### WHAT IS NEEDED
Rename "dbsnp-band" to "snp-marker" in everything from the start of the records down through the line containing "537, 596, 548]", and reproduce those lines with nothing else altered.

===== RAW RECORDS =====

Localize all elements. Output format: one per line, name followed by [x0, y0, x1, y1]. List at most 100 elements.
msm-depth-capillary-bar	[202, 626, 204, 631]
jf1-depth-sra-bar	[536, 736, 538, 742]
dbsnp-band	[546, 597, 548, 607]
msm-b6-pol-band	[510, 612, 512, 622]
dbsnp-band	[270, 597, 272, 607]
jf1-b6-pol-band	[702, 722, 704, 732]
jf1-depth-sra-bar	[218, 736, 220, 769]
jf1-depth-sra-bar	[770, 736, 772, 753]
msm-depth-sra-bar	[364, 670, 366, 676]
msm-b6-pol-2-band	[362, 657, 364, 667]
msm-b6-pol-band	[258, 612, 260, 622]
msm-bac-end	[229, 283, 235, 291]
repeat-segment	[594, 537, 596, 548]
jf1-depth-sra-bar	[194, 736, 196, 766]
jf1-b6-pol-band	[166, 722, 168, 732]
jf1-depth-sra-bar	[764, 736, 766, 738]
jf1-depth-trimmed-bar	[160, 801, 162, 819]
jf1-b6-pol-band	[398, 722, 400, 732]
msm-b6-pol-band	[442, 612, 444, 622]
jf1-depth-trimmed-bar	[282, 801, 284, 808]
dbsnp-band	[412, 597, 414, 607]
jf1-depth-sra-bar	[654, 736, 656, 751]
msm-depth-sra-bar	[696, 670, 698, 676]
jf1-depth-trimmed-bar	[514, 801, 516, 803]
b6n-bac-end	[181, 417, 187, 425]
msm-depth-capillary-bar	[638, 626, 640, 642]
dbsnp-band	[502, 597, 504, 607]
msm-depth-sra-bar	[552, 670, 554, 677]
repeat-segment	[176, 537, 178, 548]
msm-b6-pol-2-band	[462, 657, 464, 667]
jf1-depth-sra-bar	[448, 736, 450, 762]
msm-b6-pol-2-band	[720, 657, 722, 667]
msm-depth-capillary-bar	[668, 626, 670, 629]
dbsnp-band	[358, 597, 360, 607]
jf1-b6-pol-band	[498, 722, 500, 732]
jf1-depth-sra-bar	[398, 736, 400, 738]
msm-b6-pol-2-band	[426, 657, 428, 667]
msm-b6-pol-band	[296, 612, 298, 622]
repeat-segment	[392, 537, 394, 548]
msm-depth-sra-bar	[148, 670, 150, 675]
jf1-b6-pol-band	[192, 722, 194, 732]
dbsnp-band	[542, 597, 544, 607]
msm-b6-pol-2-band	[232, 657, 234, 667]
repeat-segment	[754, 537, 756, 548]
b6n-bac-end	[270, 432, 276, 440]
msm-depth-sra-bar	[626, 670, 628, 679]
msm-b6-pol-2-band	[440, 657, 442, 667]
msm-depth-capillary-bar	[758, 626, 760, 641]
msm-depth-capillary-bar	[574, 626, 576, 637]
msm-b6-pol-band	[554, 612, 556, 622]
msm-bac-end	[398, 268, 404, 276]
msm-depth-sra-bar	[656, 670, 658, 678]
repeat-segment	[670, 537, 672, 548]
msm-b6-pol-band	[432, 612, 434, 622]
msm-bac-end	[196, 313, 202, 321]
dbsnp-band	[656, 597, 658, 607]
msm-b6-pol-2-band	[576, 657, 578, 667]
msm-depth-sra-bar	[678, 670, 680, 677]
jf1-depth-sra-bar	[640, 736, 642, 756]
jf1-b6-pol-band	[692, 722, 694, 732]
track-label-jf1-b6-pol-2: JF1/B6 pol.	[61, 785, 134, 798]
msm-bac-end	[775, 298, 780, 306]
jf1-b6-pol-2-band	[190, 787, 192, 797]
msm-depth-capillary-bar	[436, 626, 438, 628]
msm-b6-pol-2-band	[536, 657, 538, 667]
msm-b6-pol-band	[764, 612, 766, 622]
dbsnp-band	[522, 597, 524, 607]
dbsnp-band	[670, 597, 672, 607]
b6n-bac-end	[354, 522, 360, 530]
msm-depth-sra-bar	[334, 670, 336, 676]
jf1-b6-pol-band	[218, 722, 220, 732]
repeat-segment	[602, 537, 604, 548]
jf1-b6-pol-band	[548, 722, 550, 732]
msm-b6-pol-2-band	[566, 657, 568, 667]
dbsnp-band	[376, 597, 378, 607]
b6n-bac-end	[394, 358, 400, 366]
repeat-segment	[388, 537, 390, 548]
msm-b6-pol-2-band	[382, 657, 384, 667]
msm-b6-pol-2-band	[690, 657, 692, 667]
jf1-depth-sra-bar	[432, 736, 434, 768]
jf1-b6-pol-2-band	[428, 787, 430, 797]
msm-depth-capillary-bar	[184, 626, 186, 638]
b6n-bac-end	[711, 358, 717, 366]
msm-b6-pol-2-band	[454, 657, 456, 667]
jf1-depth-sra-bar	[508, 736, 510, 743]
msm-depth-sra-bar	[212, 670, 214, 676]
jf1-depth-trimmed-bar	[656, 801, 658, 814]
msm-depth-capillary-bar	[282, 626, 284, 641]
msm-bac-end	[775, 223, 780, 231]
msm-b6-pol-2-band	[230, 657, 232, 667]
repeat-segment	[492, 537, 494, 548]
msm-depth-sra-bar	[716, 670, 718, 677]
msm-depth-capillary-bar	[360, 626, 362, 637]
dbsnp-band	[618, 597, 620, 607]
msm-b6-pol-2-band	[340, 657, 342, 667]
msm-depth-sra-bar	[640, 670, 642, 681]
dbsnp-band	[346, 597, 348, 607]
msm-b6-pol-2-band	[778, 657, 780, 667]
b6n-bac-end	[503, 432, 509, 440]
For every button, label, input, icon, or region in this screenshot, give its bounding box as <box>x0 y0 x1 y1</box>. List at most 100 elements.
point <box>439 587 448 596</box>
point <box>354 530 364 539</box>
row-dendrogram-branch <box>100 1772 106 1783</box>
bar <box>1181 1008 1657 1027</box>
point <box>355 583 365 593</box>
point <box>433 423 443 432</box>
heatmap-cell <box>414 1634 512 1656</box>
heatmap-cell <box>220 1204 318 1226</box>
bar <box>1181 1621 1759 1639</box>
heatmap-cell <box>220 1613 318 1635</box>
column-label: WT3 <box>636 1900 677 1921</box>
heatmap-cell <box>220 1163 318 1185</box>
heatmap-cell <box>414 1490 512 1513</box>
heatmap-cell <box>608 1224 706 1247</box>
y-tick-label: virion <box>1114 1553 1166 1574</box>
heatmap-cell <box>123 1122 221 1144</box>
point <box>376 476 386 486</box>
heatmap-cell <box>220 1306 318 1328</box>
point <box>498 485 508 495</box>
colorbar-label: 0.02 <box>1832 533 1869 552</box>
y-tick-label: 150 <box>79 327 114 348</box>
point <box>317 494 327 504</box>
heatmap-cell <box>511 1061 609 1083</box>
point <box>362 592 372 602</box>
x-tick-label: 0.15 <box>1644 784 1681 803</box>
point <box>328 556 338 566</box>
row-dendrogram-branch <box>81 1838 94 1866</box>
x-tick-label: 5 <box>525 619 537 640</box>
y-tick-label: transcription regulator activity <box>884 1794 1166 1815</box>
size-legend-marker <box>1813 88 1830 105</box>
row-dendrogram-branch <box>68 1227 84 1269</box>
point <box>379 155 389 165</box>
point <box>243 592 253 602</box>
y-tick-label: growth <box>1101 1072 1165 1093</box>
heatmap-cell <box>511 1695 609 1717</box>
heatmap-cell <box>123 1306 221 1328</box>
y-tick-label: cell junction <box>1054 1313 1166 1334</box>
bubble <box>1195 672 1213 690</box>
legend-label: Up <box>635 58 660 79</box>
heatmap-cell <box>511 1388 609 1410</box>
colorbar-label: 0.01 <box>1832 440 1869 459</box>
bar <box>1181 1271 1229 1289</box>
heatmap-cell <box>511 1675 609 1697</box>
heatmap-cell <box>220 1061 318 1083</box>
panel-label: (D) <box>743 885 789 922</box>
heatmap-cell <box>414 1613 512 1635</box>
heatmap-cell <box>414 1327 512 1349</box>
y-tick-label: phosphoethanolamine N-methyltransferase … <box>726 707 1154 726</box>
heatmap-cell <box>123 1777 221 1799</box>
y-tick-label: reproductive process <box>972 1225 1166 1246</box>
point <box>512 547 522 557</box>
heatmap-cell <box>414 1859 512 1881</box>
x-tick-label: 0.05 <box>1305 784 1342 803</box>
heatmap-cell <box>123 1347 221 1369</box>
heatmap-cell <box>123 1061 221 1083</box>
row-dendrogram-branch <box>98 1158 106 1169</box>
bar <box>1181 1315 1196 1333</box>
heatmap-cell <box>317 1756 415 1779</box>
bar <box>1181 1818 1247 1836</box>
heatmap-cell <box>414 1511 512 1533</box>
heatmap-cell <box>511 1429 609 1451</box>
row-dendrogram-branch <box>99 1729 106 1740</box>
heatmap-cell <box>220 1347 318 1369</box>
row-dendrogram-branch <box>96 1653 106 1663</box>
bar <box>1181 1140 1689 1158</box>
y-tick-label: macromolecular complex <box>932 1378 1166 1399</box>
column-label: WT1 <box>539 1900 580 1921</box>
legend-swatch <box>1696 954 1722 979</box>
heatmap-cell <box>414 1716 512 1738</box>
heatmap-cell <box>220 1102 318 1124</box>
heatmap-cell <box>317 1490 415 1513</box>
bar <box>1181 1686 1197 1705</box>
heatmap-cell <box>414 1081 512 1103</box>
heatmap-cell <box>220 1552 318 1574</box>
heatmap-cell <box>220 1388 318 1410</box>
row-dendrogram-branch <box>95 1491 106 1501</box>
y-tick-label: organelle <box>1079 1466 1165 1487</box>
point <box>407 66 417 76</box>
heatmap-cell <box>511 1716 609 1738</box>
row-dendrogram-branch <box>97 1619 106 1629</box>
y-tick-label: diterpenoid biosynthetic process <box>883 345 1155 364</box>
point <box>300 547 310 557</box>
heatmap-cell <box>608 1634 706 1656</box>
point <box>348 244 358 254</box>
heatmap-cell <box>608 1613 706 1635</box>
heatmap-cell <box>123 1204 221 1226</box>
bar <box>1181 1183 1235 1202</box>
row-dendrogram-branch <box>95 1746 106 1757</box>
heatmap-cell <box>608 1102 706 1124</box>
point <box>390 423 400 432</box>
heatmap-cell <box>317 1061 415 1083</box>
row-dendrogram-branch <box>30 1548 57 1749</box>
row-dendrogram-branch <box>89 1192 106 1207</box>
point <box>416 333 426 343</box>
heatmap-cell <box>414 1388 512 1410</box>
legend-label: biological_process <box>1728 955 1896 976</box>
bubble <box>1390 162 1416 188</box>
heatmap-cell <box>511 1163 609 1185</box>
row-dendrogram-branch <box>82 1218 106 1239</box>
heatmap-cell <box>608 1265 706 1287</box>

=====

### ANSWER BELOW
Localize all elements. Output format: one per line, name followed by [x0, y0, x1, y1]. List at most 100 elements.
msm-depth-capillary-bar	[202, 626, 204, 631]
jf1-depth-sra-bar	[536, 736, 538, 742]
snp-marker	[546, 597, 548, 607]
msm-b6-pol-band	[510, 612, 512, 622]
snp-marker	[270, 597, 272, 607]
jf1-b6-pol-band	[702, 722, 704, 732]
jf1-depth-sra-bar	[218, 736, 220, 769]
jf1-depth-sra-bar	[770, 736, 772, 753]
msm-depth-sra-bar	[364, 670, 366, 676]
msm-b6-pol-2-band	[362, 657, 364, 667]
msm-b6-pol-band	[258, 612, 260, 622]
msm-bac-end	[229, 283, 235, 291]
repeat-segment	[594, 537, 596, 548]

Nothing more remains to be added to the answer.